THE REQUEST: Your task is to extract every line from the material below exactly.

◇ ◇ ◇ ◇

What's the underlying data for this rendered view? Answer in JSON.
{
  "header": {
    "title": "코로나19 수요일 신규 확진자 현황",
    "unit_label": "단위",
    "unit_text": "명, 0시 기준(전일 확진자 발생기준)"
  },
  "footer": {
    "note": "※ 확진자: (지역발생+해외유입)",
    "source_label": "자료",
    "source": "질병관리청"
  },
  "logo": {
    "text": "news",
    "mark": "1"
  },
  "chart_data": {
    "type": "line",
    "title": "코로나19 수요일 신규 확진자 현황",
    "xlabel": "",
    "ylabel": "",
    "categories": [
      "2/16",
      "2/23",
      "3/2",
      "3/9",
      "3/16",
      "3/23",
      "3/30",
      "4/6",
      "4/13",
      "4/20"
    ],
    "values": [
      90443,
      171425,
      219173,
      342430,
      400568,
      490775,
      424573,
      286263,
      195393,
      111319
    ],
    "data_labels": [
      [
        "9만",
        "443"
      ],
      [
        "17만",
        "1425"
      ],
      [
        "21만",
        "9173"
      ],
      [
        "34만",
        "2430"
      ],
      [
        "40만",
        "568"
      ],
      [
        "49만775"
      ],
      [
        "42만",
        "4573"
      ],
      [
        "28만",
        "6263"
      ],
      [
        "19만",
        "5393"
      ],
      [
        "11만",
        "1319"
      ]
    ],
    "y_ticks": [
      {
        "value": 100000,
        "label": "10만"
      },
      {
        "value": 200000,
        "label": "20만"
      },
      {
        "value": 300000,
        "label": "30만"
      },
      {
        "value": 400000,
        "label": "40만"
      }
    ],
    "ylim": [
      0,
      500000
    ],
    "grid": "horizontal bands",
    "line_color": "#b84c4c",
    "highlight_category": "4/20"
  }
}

◇ ◇ ◇ ◇

CORRECT RESPONSE:
What's the underlying data for this rendered view? Answer in JSON.
{
  "header": {
    "title": "코로나19 수요일 신규 확진자 현황",
    "unit_label": "단위",
    "unit_text": "명, 0시 기준(전일 확진자 발생기준)"
  },
  "footer": {
    "note": "※ 확진자: (지역발생+해외유입)",
    "source_label": "자료",
    "source": "질병관리청"
  },
  "logo": {
    "text": "news",
    "mark": "1"
  },
  "chart_data": {
    "type": "line",
    "title": "코로나19 수요일 신규 확진자 현황",
    "xlabel": "",
    "ylabel": "",
    "categories": [
      "2/16",
      "2/23",
      "3/2",
      "3/9",
      "3/16",
      "3/23",
      "3/30",
      "4/6",
      "4/13",
      "4/20"
    ],
    "values": [
      90443,
      171425,
      219173,
      342430,
      400568,
      490775,
      424573,
      286263,
      195393,
      111319
    ],
    "data_labels": [
      [
        "9만",
        "443"
      ],
      [
        "17만",
        "1425"
      ],
      [
        "21만",
        "9173"
      ],
      [
        "34만",
        "2430"
      ],
      [
        "40만",
        "568"
      ],
      [
        "49만775"
      ],
      [
        "42만",
        "4573"
      ],
      [
        "28만",
        "6263"
      ],
      [
        "19만",
        "5393"
      ],
      [
        "11만",
        "1319"
      ]
    ],
    "y_ticks": [
      {
        "value": 100000,
        "label": "10만"
      },
      {
        "value": 200000,
        "label": "20만"
      },
      {
        "value": 300000,
        "label": "30만"
      },
      {
        "value": 400000,
        "label": "40만"
      }
    ],
    "ylim": [
      0,
      500000
    ],
    "grid": "horizontal bands",
    "line_color": "#b84c4c",
    "highlight_category": "4/20"
  }
}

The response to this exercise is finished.